> **Goal of the exercise**
Go through the listing and copy each line with the string "content".

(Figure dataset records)
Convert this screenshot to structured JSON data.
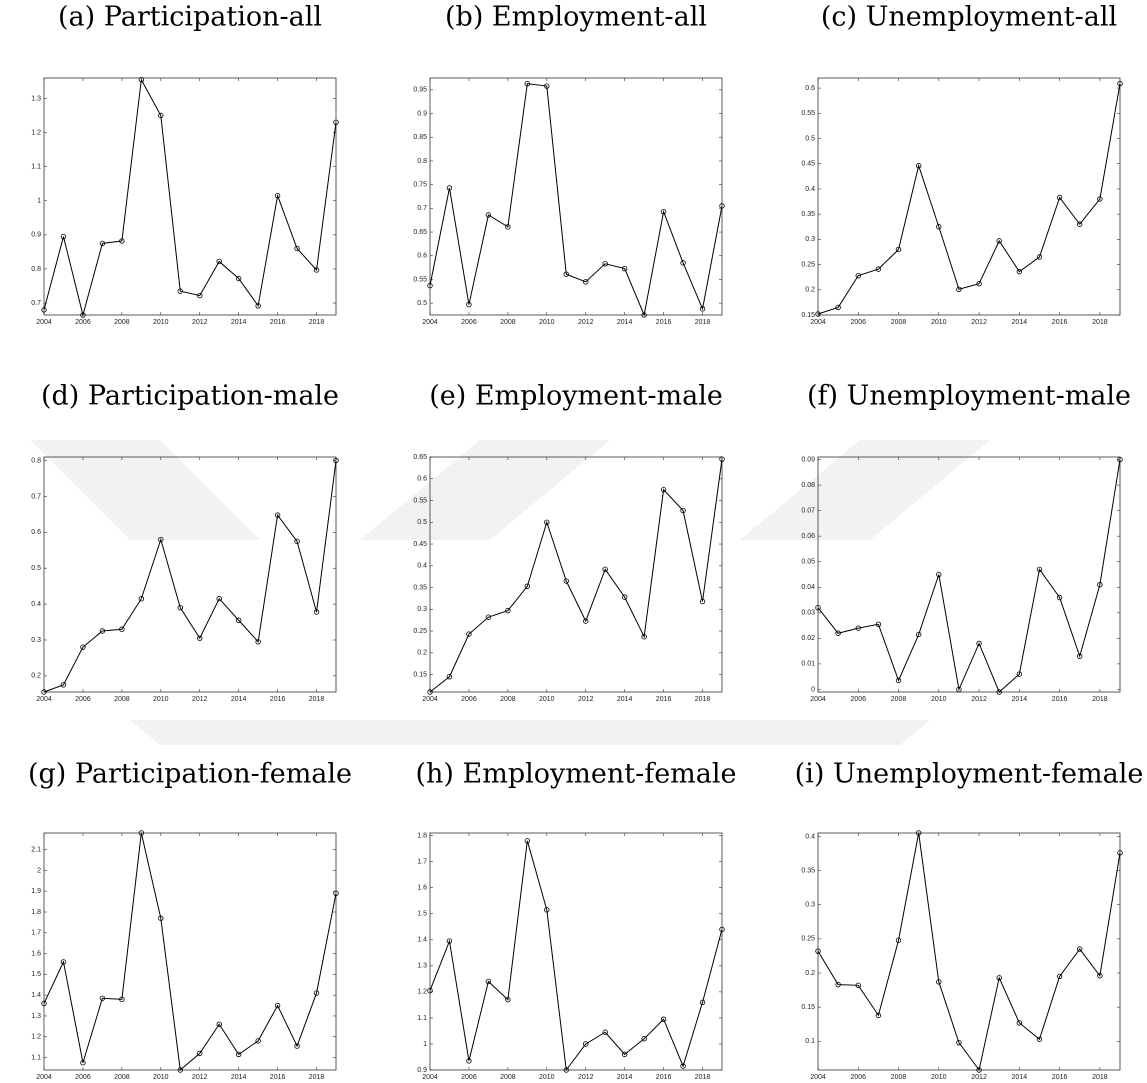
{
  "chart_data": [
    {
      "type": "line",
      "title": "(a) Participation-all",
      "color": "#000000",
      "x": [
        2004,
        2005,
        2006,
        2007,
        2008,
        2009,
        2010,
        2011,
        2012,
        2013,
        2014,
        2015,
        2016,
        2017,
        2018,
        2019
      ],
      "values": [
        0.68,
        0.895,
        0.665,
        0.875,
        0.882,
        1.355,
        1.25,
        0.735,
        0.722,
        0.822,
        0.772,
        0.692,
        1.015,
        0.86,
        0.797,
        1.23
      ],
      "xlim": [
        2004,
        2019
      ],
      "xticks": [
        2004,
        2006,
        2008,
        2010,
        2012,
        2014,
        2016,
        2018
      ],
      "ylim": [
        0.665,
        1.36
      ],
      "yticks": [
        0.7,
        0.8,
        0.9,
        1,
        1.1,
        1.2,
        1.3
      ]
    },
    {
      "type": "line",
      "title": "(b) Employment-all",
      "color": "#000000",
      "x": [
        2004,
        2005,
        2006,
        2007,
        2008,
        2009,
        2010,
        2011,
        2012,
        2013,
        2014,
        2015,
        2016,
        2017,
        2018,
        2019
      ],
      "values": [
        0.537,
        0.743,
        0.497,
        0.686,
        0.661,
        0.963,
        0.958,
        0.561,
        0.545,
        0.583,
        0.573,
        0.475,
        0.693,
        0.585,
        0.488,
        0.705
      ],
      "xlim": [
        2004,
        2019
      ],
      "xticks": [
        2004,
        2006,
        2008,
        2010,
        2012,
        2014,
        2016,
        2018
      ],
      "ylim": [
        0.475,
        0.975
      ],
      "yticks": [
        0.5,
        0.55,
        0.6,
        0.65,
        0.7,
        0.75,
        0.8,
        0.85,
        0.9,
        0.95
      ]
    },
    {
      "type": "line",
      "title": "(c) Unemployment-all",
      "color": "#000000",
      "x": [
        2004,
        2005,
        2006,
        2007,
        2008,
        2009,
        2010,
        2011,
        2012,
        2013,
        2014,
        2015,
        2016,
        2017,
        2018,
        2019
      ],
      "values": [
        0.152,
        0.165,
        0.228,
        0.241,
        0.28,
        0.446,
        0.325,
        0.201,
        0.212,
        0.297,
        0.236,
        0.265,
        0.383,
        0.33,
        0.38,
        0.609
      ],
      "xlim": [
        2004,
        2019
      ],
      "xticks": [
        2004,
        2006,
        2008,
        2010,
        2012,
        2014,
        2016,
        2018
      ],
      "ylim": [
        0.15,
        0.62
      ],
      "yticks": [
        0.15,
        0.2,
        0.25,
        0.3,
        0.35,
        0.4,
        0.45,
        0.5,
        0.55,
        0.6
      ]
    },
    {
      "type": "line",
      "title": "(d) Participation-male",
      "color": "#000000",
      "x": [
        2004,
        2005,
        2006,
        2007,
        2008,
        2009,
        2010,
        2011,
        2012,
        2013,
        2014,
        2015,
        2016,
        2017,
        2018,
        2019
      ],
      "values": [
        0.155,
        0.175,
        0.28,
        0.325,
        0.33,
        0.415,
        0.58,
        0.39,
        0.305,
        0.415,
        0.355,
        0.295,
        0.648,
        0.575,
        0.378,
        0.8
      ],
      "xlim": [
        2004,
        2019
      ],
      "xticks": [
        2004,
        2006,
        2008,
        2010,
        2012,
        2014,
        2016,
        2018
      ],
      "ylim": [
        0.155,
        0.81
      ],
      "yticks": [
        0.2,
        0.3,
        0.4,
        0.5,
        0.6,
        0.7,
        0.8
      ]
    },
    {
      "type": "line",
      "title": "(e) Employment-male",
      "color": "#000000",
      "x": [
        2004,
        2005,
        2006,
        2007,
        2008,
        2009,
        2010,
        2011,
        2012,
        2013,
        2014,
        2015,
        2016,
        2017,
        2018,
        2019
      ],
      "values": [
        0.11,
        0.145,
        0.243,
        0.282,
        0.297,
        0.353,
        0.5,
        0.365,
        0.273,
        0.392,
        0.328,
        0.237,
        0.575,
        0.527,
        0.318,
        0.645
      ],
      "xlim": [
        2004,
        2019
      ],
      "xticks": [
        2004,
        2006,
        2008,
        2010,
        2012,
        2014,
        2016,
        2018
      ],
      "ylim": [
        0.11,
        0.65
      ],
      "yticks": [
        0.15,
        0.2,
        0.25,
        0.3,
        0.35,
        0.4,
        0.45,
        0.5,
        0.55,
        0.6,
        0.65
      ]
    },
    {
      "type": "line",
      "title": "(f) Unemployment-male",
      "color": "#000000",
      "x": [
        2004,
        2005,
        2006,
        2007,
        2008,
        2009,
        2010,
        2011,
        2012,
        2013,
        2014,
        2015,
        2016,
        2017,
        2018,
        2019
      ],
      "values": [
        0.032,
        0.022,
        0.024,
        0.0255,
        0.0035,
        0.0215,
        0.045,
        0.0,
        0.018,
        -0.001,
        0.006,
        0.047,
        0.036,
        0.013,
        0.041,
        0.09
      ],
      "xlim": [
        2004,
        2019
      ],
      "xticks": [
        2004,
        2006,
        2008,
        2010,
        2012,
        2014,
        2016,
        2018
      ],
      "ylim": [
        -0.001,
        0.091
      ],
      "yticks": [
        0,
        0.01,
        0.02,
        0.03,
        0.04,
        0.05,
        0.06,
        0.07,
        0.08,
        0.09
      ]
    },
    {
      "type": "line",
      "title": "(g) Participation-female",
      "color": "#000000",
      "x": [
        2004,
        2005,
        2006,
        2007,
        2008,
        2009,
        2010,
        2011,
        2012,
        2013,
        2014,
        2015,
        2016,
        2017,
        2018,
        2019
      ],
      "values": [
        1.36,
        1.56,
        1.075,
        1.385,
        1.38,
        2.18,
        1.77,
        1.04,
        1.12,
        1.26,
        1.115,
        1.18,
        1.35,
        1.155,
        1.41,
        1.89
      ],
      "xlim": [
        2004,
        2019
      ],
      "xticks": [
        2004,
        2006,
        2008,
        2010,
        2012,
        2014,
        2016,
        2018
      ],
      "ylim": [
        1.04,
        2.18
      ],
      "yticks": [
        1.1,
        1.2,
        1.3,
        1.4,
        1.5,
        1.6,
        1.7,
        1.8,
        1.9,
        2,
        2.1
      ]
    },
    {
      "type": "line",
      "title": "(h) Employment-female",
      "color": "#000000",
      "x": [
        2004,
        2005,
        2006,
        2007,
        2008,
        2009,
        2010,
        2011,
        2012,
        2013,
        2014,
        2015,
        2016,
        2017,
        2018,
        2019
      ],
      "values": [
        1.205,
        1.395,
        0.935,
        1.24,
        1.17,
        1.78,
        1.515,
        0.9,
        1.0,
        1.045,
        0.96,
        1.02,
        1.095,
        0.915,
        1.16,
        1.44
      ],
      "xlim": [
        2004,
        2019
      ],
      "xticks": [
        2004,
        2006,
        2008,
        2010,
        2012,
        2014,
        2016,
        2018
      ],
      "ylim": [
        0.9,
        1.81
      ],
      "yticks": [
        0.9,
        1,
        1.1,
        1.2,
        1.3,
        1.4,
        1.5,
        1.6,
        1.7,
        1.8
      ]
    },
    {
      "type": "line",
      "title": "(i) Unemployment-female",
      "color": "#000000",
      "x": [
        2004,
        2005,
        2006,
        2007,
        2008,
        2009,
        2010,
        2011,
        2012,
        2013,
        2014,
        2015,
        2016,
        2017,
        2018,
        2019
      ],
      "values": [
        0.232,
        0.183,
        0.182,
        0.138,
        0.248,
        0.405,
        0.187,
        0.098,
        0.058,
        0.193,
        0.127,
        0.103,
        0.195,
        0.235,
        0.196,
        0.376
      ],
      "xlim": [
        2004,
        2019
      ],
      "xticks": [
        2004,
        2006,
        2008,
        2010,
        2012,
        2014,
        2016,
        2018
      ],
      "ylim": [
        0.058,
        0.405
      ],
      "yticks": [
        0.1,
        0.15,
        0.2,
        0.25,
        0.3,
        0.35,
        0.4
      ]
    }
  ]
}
* * *
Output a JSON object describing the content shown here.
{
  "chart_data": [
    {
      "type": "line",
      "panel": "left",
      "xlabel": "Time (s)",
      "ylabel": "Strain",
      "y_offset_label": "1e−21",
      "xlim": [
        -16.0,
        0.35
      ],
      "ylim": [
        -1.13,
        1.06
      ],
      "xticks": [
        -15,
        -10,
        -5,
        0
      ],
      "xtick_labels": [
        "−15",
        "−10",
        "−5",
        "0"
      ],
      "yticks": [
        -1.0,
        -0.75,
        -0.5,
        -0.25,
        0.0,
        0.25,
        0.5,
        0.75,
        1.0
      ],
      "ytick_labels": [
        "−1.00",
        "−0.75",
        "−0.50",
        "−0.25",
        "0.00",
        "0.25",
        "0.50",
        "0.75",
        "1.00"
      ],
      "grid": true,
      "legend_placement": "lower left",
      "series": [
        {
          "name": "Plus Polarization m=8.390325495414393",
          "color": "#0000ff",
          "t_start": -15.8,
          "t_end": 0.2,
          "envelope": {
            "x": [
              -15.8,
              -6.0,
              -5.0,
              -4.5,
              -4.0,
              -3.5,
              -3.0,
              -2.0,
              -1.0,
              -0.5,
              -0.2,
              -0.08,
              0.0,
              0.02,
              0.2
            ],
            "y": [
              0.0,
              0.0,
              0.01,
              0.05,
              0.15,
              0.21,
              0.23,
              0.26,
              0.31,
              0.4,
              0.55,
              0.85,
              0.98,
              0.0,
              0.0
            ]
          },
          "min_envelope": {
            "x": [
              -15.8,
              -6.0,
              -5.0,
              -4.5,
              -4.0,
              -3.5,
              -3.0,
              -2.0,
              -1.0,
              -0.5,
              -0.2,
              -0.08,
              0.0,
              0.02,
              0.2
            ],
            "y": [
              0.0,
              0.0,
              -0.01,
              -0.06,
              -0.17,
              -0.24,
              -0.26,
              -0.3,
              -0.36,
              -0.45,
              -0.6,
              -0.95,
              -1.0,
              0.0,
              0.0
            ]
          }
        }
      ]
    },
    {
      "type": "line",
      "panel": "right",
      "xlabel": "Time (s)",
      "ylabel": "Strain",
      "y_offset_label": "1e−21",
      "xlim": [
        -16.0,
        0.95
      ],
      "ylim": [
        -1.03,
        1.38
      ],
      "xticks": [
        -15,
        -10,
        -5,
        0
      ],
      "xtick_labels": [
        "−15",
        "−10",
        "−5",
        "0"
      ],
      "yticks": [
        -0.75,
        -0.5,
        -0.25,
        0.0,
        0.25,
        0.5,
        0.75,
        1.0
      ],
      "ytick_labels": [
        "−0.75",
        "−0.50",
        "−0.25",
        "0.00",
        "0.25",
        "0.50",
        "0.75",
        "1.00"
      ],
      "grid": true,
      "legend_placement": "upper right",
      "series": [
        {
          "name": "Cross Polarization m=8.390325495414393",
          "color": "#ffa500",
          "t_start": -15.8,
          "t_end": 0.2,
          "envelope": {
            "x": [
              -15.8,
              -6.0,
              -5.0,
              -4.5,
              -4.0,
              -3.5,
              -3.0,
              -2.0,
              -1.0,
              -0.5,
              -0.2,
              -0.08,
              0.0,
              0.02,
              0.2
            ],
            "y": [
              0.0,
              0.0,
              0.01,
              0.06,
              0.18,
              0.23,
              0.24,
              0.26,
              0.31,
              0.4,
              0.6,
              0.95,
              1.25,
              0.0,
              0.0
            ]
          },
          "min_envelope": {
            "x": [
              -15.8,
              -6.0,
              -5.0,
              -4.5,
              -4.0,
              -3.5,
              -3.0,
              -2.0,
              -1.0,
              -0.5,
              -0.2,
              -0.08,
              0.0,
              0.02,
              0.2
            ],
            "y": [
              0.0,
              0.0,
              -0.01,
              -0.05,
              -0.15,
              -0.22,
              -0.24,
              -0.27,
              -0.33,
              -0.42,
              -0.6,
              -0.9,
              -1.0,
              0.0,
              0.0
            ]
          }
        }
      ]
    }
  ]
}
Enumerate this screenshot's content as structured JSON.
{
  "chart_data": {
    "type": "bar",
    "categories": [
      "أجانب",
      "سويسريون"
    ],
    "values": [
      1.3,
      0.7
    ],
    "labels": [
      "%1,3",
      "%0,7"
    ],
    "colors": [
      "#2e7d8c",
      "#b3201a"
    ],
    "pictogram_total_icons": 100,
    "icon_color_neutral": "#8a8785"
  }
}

> **Full solution**
Output a JSON object describing the content shown here.
Enumerate this screenshot's content as structured JSON.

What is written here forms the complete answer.